### THE DATA
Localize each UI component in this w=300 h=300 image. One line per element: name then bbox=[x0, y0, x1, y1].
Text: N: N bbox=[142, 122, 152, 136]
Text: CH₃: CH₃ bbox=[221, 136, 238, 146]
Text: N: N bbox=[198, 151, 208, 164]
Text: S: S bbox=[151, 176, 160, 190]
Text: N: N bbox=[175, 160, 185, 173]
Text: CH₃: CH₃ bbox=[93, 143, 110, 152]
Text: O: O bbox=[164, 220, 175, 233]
######
### THE DATA
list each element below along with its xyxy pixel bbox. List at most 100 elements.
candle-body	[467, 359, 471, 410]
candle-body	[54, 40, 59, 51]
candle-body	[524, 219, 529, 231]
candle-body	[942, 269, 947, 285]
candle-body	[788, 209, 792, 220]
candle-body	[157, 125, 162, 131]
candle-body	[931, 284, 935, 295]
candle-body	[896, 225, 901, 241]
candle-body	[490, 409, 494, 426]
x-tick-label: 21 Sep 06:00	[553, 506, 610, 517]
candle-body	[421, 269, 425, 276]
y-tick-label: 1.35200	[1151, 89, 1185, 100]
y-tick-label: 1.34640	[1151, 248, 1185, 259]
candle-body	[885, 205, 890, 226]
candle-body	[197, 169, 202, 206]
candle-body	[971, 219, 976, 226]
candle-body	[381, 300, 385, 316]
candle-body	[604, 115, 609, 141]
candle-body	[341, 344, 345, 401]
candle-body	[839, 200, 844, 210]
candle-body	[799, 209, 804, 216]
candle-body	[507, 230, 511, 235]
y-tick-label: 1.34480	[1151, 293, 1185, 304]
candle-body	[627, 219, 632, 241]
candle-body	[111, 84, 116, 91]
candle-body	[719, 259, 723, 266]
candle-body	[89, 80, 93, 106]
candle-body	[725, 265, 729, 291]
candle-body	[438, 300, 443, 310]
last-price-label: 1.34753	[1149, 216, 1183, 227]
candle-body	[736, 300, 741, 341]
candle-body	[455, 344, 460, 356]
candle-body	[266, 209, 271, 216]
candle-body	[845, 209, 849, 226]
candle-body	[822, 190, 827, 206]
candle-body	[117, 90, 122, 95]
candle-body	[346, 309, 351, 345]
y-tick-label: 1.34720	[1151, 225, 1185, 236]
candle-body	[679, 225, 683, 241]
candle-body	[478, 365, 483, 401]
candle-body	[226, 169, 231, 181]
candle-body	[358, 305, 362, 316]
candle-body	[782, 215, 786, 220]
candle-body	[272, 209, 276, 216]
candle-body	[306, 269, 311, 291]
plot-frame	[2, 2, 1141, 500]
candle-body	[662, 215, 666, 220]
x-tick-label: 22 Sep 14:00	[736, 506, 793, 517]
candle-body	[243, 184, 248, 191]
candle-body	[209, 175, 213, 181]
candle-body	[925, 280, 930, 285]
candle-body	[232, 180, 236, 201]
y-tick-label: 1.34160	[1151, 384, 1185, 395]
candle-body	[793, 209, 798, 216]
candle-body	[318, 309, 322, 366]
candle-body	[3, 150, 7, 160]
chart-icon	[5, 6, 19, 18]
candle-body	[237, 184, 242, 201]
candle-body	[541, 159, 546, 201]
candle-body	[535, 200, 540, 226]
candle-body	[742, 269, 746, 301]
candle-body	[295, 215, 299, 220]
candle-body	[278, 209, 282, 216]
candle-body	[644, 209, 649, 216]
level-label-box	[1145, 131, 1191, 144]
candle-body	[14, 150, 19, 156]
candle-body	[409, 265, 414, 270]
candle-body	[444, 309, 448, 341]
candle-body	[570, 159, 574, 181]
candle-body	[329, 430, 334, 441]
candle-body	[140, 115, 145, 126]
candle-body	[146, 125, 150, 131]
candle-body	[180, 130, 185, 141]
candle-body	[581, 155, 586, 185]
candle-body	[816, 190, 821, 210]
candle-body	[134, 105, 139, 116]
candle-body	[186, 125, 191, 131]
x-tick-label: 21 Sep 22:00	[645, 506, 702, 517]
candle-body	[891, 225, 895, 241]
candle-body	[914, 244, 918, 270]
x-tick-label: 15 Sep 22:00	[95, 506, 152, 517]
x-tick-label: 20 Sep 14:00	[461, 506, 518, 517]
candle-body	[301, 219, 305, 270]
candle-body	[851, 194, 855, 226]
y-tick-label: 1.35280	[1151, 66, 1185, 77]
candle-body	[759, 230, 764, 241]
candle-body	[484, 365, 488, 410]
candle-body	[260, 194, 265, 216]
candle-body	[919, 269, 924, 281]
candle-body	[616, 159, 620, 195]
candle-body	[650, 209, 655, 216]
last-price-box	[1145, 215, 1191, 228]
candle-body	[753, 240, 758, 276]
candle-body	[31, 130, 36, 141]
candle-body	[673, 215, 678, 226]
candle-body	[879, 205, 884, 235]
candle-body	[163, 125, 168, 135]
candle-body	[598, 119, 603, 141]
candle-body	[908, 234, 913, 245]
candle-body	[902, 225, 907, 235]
######
### THE DATA
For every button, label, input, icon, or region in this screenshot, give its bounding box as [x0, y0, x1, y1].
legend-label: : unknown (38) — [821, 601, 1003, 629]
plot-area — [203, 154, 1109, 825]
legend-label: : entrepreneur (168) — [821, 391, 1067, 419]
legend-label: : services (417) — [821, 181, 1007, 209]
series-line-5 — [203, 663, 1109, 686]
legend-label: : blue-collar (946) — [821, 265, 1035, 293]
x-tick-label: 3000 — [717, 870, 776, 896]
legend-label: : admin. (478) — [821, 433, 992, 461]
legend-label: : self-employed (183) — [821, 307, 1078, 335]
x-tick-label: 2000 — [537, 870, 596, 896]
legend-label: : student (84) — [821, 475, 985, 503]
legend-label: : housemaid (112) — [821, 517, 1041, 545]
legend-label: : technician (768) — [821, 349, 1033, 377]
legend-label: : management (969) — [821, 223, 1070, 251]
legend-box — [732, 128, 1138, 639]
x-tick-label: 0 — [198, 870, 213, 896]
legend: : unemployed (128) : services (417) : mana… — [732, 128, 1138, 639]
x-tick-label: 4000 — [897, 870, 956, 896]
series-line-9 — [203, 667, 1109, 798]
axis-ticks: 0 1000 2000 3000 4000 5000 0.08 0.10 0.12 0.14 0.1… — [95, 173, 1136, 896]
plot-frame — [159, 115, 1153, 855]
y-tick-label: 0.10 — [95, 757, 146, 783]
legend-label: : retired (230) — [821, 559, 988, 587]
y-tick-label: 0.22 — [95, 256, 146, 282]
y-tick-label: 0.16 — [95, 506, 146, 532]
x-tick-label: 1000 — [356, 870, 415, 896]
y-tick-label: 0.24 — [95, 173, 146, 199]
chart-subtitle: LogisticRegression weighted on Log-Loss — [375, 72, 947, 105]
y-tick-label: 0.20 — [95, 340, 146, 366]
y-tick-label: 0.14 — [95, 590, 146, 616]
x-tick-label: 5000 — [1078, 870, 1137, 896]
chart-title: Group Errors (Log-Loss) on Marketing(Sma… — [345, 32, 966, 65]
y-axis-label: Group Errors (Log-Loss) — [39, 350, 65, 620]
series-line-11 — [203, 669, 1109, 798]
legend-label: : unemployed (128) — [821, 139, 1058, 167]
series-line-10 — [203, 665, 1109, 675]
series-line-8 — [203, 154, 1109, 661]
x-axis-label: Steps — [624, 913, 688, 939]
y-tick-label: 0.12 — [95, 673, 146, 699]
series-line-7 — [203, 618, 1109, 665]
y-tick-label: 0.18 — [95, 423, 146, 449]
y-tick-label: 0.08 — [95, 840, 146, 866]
######
EXERCISE DESCRIPTION — Can you copy everything in the material from the line containing "For every button, label, input, icon, or" down to the line containing "legend-label: : entrepreneur", including both of those lines, character for character?

FINISHED TASK —
For every button, label, input, icon, or region in this screenshot, give its bounding box as [x0, y0, x1, y1].
legend-label: : unknown (38) — [821, 601, 1003, 629]
plot-area — [203, 154, 1109, 825]
legend-label: : entrepreneur (168) — [821, 391, 1067, 419]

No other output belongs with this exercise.